#### WRITTEN REQUEST:
What follows is a set of records; repeat all of them exactly.

(Stored data)
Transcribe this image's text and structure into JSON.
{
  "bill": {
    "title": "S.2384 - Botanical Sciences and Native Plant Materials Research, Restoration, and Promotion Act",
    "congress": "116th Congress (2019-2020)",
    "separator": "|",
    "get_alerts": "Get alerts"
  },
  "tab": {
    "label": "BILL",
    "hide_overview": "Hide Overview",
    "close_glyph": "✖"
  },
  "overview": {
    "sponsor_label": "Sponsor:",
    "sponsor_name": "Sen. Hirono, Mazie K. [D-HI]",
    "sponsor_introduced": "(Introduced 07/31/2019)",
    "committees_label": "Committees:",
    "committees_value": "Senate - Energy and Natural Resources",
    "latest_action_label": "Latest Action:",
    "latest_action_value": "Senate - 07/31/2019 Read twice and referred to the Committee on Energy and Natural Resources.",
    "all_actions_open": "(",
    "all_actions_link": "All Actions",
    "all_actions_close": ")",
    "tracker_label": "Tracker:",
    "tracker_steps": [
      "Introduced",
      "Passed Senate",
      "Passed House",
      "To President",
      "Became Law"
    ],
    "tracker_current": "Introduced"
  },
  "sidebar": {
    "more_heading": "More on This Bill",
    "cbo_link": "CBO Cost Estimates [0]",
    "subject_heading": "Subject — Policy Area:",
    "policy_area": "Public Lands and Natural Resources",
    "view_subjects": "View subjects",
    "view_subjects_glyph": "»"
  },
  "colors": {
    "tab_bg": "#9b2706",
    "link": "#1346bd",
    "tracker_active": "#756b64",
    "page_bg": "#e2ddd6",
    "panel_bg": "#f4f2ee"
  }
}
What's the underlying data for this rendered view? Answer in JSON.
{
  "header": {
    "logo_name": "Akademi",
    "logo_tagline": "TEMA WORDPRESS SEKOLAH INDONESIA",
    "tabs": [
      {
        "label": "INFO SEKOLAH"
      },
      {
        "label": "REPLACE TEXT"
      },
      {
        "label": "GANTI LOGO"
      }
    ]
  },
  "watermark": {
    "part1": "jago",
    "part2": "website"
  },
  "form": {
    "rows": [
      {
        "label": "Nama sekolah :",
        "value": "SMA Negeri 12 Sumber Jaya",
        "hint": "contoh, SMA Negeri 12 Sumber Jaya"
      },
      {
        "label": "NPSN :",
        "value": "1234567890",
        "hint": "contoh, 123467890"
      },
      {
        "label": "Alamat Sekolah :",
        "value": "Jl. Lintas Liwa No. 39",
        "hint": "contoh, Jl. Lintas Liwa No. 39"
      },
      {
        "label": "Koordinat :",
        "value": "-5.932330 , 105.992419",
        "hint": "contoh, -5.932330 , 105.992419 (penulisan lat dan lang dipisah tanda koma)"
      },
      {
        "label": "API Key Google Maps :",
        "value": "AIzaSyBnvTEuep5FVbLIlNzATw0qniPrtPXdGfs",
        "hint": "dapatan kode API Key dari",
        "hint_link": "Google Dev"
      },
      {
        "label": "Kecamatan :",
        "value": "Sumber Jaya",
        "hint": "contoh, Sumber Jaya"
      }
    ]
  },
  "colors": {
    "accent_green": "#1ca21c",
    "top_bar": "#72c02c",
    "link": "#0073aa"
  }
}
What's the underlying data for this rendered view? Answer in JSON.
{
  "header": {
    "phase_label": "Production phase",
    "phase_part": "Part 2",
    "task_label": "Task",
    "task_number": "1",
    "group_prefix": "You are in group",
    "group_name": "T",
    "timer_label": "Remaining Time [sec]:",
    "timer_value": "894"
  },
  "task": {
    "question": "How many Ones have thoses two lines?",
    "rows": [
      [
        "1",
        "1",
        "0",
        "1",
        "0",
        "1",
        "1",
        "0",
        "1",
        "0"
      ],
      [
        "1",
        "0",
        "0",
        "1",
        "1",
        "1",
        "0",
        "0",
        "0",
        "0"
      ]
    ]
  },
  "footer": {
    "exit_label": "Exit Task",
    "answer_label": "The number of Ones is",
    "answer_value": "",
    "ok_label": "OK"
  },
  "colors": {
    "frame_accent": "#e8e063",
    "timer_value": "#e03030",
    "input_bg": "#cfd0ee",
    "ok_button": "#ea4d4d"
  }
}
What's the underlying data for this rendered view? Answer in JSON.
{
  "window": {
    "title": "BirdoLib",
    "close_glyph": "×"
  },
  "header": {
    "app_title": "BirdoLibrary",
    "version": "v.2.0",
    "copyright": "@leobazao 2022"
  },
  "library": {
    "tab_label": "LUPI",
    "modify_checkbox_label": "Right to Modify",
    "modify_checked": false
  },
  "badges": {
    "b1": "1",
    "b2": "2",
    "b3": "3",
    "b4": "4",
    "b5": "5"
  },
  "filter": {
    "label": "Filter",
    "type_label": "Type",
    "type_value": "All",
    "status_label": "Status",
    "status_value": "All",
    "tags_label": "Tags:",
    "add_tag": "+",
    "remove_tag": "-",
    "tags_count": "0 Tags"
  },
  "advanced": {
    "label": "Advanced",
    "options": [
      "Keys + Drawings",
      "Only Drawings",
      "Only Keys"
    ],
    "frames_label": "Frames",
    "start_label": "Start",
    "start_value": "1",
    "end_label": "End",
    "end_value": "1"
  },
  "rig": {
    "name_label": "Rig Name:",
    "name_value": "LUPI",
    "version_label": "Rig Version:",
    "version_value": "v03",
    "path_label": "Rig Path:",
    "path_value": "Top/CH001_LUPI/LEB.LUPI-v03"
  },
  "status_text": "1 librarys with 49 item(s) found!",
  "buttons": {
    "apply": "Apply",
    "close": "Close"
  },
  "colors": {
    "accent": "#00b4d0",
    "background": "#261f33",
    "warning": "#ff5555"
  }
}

#### TASK ANSWER:
Transcribe this image's text and structure into JSON.
{
  "bill": {
    "title": "S.2384 - Botanical Sciences and Native Plant Materials Research, Restoration, and Promotion Act",
    "congress": "116th Congress (2019-2020)",
    "separator": "|",
    "get_alerts": "Get alerts"
  },
  "tab": {
    "label": "BILL",
    "hide_overview": "Hide Overview",
    "close_glyph": "✖"
  },
  "overview": {
    "sponsor_label": "Sponsor:",
    "sponsor_name": "Sen. Hirono, Mazie K. [D-HI]",
    "sponsor_introduced": "(Introduced 07/31/2019)",
    "committees_label": "Committees:",
    "committees_value": "Senate - Energy and Natural Resources",
    "latest_action_label": "Latest Action:",
    "latest_action_value": "Senate - 07/31/2019 Read twice and referred to the Committee on Energy and Natural Resources.",
    "all_actions_open": "(",
    "all_actions_link": "All Actions",
    "all_actions_close": ")",
    "tracker_label": "Tracker:",
    "tracker_steps": [
      "Introduced",
      "Passed Senate",
      "Passed House",
      "To President",
      "Became Law"
    ],
    "tracker_current": "Introduced"
  },
  "sidebar": {
    "more_heading": "More on This Bill",
    "cbo_link": "CBO Cost Estimates [0]",
    "subject_heading": "Subject — Policy Area:",
    "policy_area": "Public Lands and Natural Resources",
    "view_subjects": "View subjects",
    "view_subjects_glyph": "»"
  },
  "colors": {
    "tab_bg": "#9b2706",
    "link": "#1346bd",
    "tracker_active": "#756b64",
    "page_bg": "#e2ddd6",
    "panel_bg": "#f4f2ee"
  }
}
What's the underlying data for this rendered view? Answer in JSON.
{
  "header": {
    "logo_name": "Akademi",
    "logo_tagline": "TEMA WORDPRESS SEKOLAH INDONESIA",
    "tabs": [
      {
        "label": "INFO SEKOLAH"
      },
      {
        "label": "REPLACE TEXT"
      },
      {
        "label": "GANTI LOGO"
      }
    ]
  },
  "watermark": {
    "part1": "jago",
    "part2": "website"
  },
  "form": {
    "rows": [
      {
        "label": "Nama sekolah :",
        "value": "SMA Negeri 12 Sumber Jaya",
        "hint": "contoh, SMA Negeri 12 Sumber Jaya"
      },
      {
        "label": "NPSN :",
        "value": "1234567890",
        "hint": "contoh, 123467890"
      },
      {
        "label": "Alamat Sekolah :",
        "value": "Jl. Lintas Liwa No. 39",
        "hint": "contoh, Jl. Lintas Liwa No. 39"
      },
      {
        "label": "Koordinat :",
        "value": "-5.932330 , 105.992419",
        "hint": "contoh, -5.932330 , 105.992419 (penulisan lat dan lang dipisah tanda koma)"
      },
      {
        "label": "API Key Google Maps :",
        "value": "AIzaSyBnvTEuep5FVbLIlNzATw0qniPrtPXdGfs",
        "hint": "dapatan kode API Key dari",
        "hint_link": "Google Dev"
      },
      {
        "label": "Kecamatan :",
        "value": "Sumber Jaya",
        "hint": "contoh, Sumber Jaya"
      }
    ]
  },
  "colors": {
    "accent_green": "#1ca21c",
    "top_bar": "#72c02c",
    "link": "#0073aa"
  }
}
What's the underlying data for this rendered view? Answer in JSON.
{
  "header": {
    "phase_label": "Production phase",
    "phase_part": "Part 2",
    "task_label": "Task",
    "task_number": "1",
    "group_prefix": "You are in group",
    "group_name": "T",
    "timer_label": "Remaining Time [sec]:",
    "timer_value": "894"
  },
  "task": {
    "question": "How many Ones have thoses two lines?",
    "rows": [
      [
        "1",
        "1",
        "0",
        "1",
        "0",
        "1",
        "1",
        "0",
        "1",
        "0"
      ],
      [
        "1",
        "0",
        "0",
        "1",
        "1",
        "1",
        "0",
        "0",
        "0",
        "0"
      ]
    ]
  },
  "footer": {
    "exit_label": "Exit Task",
    "answer_label": "The number of Ones is",
    "answer_value": "",
    "ok_label": "OK"
  },
  "colors": {
    "frame_accent": "#e8e063",
    "timer_value": "#e03030",
    "input_bg": "#cfd0ee",
    "ok_button": "#ea4d4d"
  }
}
What's the underlying data for this rendered view? Answer in JSON.
{
  "window": {
    "title": "BirdoLib",
    "close_glyph": "×"
  },
  "header": {
    "app_title": "BirdoLibrary",
    "version": "v.2.0",
    "copyright": "@leobazao 2022"
  },
  "library": {
    "tab_label": "LUPI",
    "modify_checkbox_label": "Right to Modify",
    "modify_checked": false
  },
  "badges": {
    "b1": "1",
    "b2": "2",
    "b3": "3",
    "b4": "4",
    "b5": "5"
  },
  "filter": {
    "label": "Filter",
    "type_label": "Type",
    "type_value": "All",
    "status_label": "Status",
    "status_value": "All",
    "tags_label": "Tags:",
    "add_tag": "+",
    "remove_tag": "-",
    "tags_count": "0 Tags"
  },
  "advanced": {
    "label": "Advanced",
    "options": [
      "Keys + Drawings",
      "Only Drawings",
      "Only Keys"
    ],
    "frames_label": "Frames",
    "start_label": "Start",
    "start_value": "1",
    "end_label": "End",
    "end_value": "1"
  },
  "rig": {
    "name_label": "Rig Name:",
    "name_value": "LUPI",
    "version_label": "Rig Version:",
    "version_value": "v03",
    "path_label": "Rig Path:",
    "path_value": "Top/CH001_LUPI/LEB.LUPI-v03"
  },
  "status_text": "1 librarys with 49 item(s) found!",
  "buttons": {
    "apply": "Apply",
    "close": "Close"
  },
  "colors": {
    "accent": "#00b4d0",
    "background": "#261f33",
    "warning": "#ff5555"
  }
}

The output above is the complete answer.